* BEGIN PROVIDED ENTRIES *
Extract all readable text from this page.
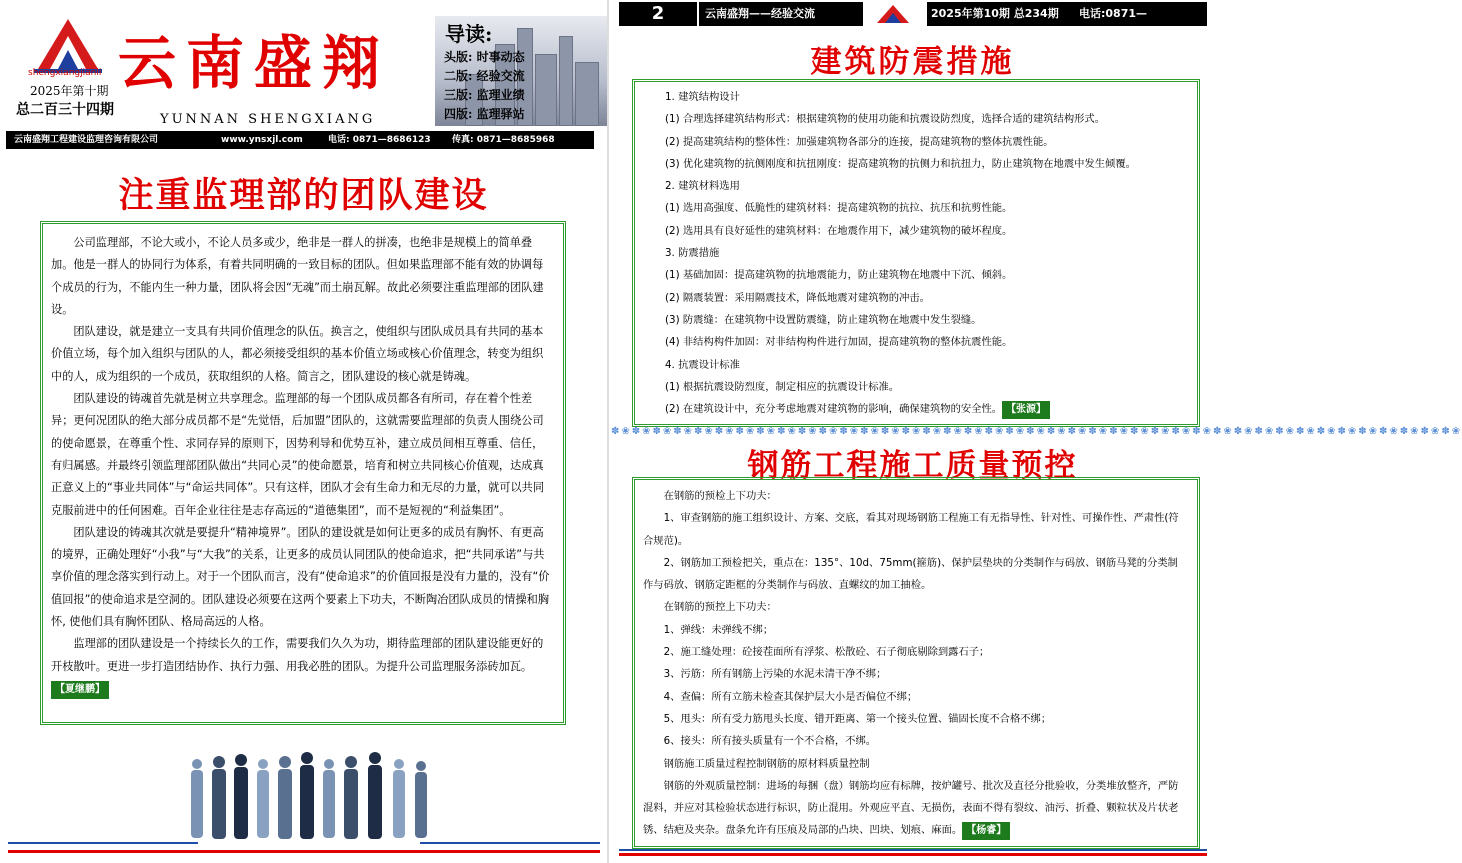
shengxiangjianli
2025年第十期
总二百三十四期
云南盛翔
YUNNAN SHENGXIANG
导读:
头版: 时事动态
二版: 经验交流
三版: 监理业绩
四版: 监理驿站
云南盛翔工程建设监理咨询有限公司	www.ynsxjl.com	电话: 0871—8686123 传真: 0871—8685968
注重监理部的团队建设

公司监理部，不论大或小，不论人员多或少，绝非是一群人的拼凑，也绝非是规模上的简单叠加。他是一群人的协同行为体系，有着共同明确的一致目标的团队。但如果监理部不能有效的协调每个成员的行为，不能内生一种力量，团队将会因“无魂”而土崩瓦解。故此必须要注重监理部的团队建设。

团队建设，就是建立一支具有共同价值理念的队伍。换言之，使组织与团队成员具有共同的基本价值立场，每个加入组织与团队的人，都必须接受组织的基本价值立场或核心价值理念，转变为组织中的人，成为组织的一个成员，获取组织的人格。简言之，团队建设的核心就是铸魂。

团队建设的铸魂首先就是树立共享理念。监理部的每一个团队成员都各有所司，存在着个性差异；更何况团队的绝大部分成员都不是“先觉悟，后加盟”团队的，这就需要监理部的负责人围绕公司的使命愿景，在尊重个性、求同存异的原则下，因势利导和优势互补，建立成员间相互尊重、信任，有归属感。并最终引领监理部团队做出“共同心灵”的使命愿景，培育和树立共同核心价值观，达成真正意义上的“事业共同体”与“命运共同体”。只有这样，团队才会有生命力和无尽的力量，就可以共同克服前进中的任何困难。百年企业往往是志存高远的“道德集团”，而不是短视的“利益集团”。

团队建设的铸魂其次就是要提升“精神境界”。团队的建设就是如何让更多的成员有胸怀、有更高的境界，正确处理好“小我”与“大我”的关系，让更多的成员认同团队的使命追求，把“共同承诺”与共享价值的理念落实到行动上。对于一个团队而言，没有“使命追求”的价值回报是没有力量的，没有“价值回报”的使命追求是空洞的。团队建设必须要在这两个要素上下功夫，不断陶冶团队成员的情操和胸怀, 使他们具有胸怀团队、格局高远的人格。

监理部的团队建设是一个持续长久的工作，需要我们久久为功，期待监理部的团队建设能更好的开枝散叶。更进一步打造团结协作、执行力强、用我必胜的团队。为提升公司监理服务添砖加瓦。【夏继鹏】

2	云南盛翔——经验交流	2025年第10期 总234期 电话:0871—68686123
建筑防震措施

1. 建筑结构设计

(1) 合理选择建筑结构形式：根据建筑物的使用功能和抗震设防烈度，选择合适的建筑结构形式。

(2) 提高建筑结构的整体性：加强建筑物各部分的连接，提高建筑物的整体抗震性能。

(3) 优化建筑物的抗侧刚度和抗扭刚度：提高建筑物的抗侧力和抗扭力，防止建筑物在地震中发生倾覆。

2. 建筑材料选用

(1) 选用高强度、低脆性的建筑材料：提高建筑物的抗拉、抗压和抗剪性能。

(2) 选用具有良好延性的建筑材料：在地震作用下，减少建筑物的破坏程度。

3. 防震措施

(1) 基础加固：提高建筑物的抗地震能力，防止建筑物在地震中下沉、倾斜。

(2) 隔震装置：采用隔震技术，降低地震对建筑物的冲击。

(3) 防震缝：在建筑物中设置防震缝，防止建筑物在地震中发生裂缝。

(4) 非结构构件加固：对非结构构件进行加固，提高建筑物的整体抗震性能。

4. 抗震设计标准

(1) 根据抗震设防烈度，制定相应的抗震设计标准。

(2) 在建筑设计中，充分考虑地震对建筑物的影响，确保建筑物的安全性。 【张源】

✽❀✽❀✽❀✽❀✽❀✽❀✽❀✽❀✽❀✽❀✽❀✽❀✽❀✽❀✽❀✽❀✽❀✽❀✽❀✽❀✽❀✽❀✽❀✽❀✽❀✽❀✽❀✽❀✽❀✽❀✽❀✽❀✽❀✽❀✽❀✽❀✽❀✽❀✽❀✽❀✽❀
钢筋工程施工质量预控

在钢筋的预检上下功夫：

1、审查钢筋的施工组织设计、方案、交底，看其对现场钢筋工程施工有无指导性、针对性、可操作性、严肃性(符合规范)。

2、钢筋加工预检把关，重点在：135°、10d、75mm(箍筋)、保护层垫块的分类制作与码放、钢筋马凳的分类制作与码放、钢筋定距框的分类制作与码放、直螺纹的加工抽检。

在钢筋的预控上下功夫：

1、弹线：未弹线不绑；

2、施工缝处理：砼接茬面所有浮浆、松散砼、石子彻底剔除到露石子；

3、污筋：所有钢筋上污染的水泥未清干净不绑；

4、查偏：所有立筋未检查其保护层大小是否偏位不绑；

5、甩头：所有受力筋甩头长度、错开距离、第一个接头位置、锚固长度不合格不绑；

6、接头：所有接头质量有一个不合格，不绑。

钢筋施工质量过程控制钢筋的原材料质量控制

钢筋的外观质量控制：进场的每捆（盘）钢筋均应有标牌，按炉罐号、批次及直径分批验收，分类堆放整齐，严防混料，并应对其检验状态进行标识，防止混用。外观应平直、无损伤，表面不得有裂纹、油污、折叠、颗粒状及片状老锈、结疤及夹杂。盘条允许有压痕及局部的凸块、凹块、划痕、麻面。 【杨睿】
* END PROVIDED ENTRIES *
Find each line holding the string "提高建筑物的整体抗震性能" and copy it out.

> RESPONSE TO THIS TASK:
(2) 提高建筑结构的整体性：加强建筑物各部分的连接，提高建筑物的整体抗震性能。
(4) 非结构构件加固：对非结构构件进行加固，提高建筑物的整体抗震性能。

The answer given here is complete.